SUPPLIED RECORDS
▼

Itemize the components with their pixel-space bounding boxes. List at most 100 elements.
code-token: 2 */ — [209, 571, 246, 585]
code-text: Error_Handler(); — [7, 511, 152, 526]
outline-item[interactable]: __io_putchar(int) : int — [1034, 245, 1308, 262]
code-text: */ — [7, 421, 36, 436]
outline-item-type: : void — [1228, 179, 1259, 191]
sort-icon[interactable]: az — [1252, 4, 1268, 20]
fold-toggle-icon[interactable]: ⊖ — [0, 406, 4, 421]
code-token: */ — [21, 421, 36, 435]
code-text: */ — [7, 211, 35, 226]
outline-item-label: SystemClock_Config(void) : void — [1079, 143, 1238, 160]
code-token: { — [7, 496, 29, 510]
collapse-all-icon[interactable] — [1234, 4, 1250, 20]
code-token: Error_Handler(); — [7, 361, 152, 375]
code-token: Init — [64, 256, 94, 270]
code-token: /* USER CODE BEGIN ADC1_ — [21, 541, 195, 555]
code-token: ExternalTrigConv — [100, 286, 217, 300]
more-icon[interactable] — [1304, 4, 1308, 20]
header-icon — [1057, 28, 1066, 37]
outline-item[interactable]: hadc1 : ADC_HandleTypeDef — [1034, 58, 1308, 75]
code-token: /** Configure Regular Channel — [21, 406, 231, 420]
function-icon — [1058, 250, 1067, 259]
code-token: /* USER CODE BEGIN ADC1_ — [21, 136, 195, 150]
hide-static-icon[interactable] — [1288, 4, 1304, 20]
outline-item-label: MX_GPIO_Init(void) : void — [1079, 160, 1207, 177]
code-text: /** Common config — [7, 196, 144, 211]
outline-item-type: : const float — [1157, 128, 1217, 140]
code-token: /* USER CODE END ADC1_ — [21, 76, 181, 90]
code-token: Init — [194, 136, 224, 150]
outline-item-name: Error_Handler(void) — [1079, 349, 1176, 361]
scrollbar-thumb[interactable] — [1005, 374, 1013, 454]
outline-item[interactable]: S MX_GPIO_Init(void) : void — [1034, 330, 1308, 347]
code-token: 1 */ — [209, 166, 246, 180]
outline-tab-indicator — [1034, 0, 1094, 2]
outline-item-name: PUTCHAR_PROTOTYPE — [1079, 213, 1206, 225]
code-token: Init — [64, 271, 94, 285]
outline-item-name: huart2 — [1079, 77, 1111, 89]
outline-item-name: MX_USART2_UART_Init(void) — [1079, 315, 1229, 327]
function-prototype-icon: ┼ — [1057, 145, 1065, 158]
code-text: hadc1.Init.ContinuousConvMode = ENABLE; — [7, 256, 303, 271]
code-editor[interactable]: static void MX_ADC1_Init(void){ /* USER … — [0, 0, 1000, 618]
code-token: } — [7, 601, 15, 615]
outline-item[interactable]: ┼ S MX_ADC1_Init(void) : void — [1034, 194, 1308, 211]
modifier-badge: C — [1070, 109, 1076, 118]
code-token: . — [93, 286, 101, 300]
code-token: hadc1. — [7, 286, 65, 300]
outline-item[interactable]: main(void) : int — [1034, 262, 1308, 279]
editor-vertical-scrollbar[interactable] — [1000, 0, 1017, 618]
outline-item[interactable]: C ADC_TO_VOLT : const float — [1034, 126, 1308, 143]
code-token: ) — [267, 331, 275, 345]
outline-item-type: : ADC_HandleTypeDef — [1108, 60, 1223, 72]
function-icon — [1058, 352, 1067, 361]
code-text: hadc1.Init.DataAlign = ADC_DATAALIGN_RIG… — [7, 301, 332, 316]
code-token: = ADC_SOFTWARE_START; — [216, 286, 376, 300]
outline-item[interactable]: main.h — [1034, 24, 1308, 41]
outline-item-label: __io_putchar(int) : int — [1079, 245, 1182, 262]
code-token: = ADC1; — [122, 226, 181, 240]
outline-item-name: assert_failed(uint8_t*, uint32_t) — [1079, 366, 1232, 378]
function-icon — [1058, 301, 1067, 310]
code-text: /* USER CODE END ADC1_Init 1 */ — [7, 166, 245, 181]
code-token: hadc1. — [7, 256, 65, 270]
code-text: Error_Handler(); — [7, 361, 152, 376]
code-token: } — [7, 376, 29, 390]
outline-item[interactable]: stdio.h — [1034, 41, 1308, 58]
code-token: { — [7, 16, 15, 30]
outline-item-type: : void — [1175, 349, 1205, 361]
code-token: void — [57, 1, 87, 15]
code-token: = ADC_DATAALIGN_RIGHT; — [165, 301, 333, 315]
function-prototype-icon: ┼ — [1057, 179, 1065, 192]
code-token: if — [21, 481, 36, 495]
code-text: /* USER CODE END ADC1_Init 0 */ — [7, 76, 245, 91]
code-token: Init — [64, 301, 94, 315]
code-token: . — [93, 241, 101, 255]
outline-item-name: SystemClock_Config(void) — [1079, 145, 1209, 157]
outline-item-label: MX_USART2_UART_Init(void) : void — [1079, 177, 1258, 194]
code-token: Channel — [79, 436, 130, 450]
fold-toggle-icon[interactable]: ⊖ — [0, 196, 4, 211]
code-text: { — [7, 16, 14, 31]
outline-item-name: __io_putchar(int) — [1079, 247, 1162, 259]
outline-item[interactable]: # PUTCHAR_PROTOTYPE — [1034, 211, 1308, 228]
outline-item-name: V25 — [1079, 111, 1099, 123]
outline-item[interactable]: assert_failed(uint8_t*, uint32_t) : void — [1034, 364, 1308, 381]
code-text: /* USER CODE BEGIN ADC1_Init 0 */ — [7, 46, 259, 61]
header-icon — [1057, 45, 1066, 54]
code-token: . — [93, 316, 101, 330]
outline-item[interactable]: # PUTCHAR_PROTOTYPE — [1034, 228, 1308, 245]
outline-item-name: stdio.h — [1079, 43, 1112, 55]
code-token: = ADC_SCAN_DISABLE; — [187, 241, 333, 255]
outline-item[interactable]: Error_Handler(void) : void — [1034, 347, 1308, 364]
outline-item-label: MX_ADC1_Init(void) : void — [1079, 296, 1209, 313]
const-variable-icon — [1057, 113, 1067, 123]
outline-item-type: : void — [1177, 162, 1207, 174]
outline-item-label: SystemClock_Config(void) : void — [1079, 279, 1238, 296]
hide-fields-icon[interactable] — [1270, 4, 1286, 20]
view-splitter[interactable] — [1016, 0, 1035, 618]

▲

Report every line of the entries above that contains the string "scrollbar", copying each line in full.

scrollbar-thumb[interactable] — [1005, 374, 1013, 454]
editor-vertical-scrollbar[interactable] — [1000, 0, 1017, 618]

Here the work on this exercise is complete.